(Data extracted from a collection)
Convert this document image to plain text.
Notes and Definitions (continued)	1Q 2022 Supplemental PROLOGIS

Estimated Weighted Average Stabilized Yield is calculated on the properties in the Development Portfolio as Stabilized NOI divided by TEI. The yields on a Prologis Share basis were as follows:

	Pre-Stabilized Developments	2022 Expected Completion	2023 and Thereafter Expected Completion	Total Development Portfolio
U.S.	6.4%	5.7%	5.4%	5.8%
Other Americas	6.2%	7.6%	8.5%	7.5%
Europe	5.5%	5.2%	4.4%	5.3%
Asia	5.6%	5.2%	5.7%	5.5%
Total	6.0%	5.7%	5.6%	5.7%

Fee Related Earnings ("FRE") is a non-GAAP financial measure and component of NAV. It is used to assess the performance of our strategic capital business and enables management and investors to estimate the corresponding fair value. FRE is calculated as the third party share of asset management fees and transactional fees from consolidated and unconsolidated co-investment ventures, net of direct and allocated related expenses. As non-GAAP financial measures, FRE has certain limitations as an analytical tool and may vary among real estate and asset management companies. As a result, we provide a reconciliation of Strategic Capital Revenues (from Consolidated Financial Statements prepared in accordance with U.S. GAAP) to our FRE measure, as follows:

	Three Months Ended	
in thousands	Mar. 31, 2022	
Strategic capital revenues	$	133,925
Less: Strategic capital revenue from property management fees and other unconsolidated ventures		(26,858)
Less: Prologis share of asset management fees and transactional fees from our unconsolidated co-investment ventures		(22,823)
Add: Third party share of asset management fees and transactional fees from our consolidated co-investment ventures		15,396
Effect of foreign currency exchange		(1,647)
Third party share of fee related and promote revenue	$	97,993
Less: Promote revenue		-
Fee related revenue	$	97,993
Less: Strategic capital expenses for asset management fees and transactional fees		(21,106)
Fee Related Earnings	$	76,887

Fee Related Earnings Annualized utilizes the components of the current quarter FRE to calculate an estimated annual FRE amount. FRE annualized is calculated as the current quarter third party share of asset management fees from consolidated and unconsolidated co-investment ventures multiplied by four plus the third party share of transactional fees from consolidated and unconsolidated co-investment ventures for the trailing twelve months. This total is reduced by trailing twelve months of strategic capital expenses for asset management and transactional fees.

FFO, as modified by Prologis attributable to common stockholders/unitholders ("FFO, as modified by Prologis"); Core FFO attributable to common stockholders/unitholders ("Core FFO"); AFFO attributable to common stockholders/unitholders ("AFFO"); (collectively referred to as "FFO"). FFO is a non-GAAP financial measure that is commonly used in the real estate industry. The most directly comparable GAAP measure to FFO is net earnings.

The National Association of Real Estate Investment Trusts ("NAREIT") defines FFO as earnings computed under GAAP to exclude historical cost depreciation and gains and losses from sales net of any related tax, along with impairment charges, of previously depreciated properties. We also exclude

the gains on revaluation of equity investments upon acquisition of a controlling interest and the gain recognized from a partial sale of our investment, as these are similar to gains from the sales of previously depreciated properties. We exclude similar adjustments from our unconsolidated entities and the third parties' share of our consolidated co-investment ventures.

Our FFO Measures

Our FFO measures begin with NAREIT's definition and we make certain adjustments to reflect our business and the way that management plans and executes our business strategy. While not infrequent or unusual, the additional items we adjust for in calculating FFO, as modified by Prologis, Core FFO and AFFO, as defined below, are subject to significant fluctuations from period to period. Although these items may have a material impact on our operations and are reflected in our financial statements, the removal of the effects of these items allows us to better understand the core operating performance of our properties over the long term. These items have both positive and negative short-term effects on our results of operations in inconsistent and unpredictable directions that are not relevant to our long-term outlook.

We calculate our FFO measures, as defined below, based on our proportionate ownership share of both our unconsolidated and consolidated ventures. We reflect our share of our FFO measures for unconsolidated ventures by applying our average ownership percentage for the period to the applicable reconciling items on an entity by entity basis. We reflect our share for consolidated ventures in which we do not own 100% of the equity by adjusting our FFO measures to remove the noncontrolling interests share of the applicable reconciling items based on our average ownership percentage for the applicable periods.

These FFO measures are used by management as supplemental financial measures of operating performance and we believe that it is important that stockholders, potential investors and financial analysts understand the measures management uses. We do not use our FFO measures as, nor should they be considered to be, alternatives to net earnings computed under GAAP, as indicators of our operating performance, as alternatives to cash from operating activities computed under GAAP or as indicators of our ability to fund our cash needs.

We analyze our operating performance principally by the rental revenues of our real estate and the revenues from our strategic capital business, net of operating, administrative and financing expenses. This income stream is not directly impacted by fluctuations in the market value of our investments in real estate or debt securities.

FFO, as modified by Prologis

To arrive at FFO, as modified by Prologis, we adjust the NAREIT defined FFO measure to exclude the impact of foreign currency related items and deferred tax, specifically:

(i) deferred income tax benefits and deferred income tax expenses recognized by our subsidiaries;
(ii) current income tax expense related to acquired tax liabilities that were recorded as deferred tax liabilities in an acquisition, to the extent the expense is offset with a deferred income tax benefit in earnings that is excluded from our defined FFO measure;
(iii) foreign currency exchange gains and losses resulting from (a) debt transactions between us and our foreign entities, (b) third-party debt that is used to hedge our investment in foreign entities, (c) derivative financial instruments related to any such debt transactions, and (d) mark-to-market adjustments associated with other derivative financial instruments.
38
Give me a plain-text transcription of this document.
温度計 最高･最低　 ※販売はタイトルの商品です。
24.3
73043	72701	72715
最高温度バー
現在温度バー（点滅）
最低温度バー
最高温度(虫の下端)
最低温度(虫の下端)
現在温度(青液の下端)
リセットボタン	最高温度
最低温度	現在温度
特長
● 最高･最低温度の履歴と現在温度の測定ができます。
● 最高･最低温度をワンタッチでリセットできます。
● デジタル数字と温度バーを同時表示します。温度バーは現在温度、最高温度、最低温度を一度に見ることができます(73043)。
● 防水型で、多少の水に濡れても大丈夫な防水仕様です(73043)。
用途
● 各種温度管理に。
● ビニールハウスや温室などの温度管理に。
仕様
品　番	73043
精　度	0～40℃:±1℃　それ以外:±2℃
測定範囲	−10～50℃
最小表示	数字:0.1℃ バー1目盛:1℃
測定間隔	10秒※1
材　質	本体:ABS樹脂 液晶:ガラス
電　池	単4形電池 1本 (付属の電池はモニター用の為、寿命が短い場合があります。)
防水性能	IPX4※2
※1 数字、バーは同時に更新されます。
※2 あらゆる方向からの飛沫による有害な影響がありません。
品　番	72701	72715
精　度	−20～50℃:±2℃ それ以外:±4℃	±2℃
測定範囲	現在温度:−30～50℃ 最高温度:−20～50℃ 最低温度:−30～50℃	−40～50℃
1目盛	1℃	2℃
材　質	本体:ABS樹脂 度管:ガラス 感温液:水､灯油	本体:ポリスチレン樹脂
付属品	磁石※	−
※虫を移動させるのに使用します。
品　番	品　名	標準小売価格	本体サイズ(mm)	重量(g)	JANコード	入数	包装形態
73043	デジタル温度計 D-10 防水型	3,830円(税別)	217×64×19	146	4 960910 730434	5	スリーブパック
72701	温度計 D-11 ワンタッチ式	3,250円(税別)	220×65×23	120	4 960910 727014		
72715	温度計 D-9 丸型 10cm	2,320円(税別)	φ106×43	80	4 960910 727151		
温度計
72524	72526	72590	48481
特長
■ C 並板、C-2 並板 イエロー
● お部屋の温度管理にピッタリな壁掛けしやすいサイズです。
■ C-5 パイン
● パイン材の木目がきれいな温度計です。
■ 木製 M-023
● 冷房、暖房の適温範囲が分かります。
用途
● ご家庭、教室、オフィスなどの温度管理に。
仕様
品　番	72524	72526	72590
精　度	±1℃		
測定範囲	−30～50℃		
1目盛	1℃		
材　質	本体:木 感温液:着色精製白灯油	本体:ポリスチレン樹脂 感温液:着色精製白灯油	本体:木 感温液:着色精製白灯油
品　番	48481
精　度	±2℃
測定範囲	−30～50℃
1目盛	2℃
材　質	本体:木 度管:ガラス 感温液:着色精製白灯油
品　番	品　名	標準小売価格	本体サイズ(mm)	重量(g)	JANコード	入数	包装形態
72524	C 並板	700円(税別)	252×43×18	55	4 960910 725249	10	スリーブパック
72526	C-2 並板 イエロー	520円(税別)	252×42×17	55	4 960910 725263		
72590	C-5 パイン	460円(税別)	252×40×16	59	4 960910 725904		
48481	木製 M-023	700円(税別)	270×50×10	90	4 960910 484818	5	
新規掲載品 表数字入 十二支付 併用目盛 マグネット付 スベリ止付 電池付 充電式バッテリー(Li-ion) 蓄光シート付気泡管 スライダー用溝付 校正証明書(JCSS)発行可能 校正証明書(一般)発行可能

REQUIREMENTS — Repeat precisely the lines of the data starting at the one containing "Give me a plain-text", last line included.

RESULT —
Give me a plain-text transcription of this document.
温度計 最高･最低　 ※販売はタイトルの商品です。
24.3
73043	72701	72715
最高温度バー
現在温度バー（点滅）
最低温度バー
最高温度(虫の下端)
最低温度(虫の下端)
現在温度(青液の下端)
リセットボタン	最高温度
最低温度	現在温度
特長
● 最高･最低温度の履歴と現在温度の測定ができます。
● 最高･最低温度をワンタッチでリセットできます。
● デジタル数字と温度バーを同時表示します。温度バーは現在温度、最高温度、最低温度を一度に見ることができます(73043)。
● 防水型で、多少の水に濡れても大丈夫な防水仕様です(73043)。
用途
● 各種温度管理に。
● ビニールハウスや温室などの温度管理に。
仕様
品　番	73043
精　度	0～40℃:±1℃　それ以外:±2℃
測定範囲	−10～50℃
最小表示	数字:0.1℃ バー1目盛:1℃
測定間隔	10秒※1
材　質	本体:ABS樹脂 液晶:ガラス
電　池	単4形電池 1本 (付属の電池はモニター用の為、寿命が短い場合があります。)
防水性能	IPX4※2
※1 数字、バーは同時に更新されます。
※2 あらゆる方向からの飛沫による有害な影響がありません。
品　番	72701	72715
精　度	−20～50℃:±2℃ それ以外:±4℃	±2℃
測定範囲	現在温度:−30～50℃ 最高温度:−20～50℃ 最低温度:−30～50℃	−40～50℃
1目盛	1℃	2℃
材　質	本体:ABS樹脂 度管:ガラス 感温液:水､灯油	本体:ポリスチレン樹脂
付属品	磁石※	−
※虫を移動させるのに使用します。
品　番	品　名	標準小売価格	本体サイズ(mm)	重量(g)	JANコード	入数	包装形態
73043	デジタル温度計 D-10 防水型	3,830円(税別)	217×64×19	146	4 960910 730434	5	スリーブパック
72701	温度計 D-11 ワンタッチ式	3,250円(税別)	220×65×23	120	4 960910 727014		
72715	温度計 D-9 丸型 10cm	2,320円(税別)	φ106×43	80	4 960910 727151		
温度計
72524	72526	72590	48481
特長
■ C 並板、C-2 並板 イエロー
● お部屋の温度管理にピッタリな壁掛けしやすいサイズです。
■ C-5 パイン
● パイン材の木目がきれいな温度計です。
■ 木製 M-023
● 冷房、暖房の適温範囲が分かります。
用途
● ご家庭、教室、オフィスなどの温度管理に。
仕様
品　番	72524	72526	72590
精　度	±1℃		
測定範囲	−30～50℃		
1目盛	1℃		
材　質	本体:木 感温液:着色精製白灯油	本体:ポリスチレン樹脂 感温液:着色精製白灯油	本体:木 感温液:着色精製白灯油
品　番	48481
精　度	±2℃
測定範囲	−30～50℃
1目盛	2℃
材　質	本体:木 度管:ガラス 感温液:着色精製白灯油
品　番	品　名	標準小売価格	本体サイズ(mm)	重量(g)	JANコード	入数	包装形態
72524	C 並板	700円(税別)	252×43×18	55	4 960910 725249	10	スリーブパック
72526	C-2 並板 イエロー	520円(税別)	252×42×17	55	4 960910 725263		
72590	C-5 パイン	460円(税別)	252×40×16	59	4 960910 725904		
48481	木製 M-023	700円(税別)	270×50×10	90	4 960910 484818	5	
新規掲載品 表数字入 十二支付 併用目盛 マグネット付 スベリ止付 電池付 充電式バッテリー(Li-ion) 蓄光シート付気泡管 スライダー用溝付 校正証明書(JCSS)発行可能 校正証明書(一般)発行可能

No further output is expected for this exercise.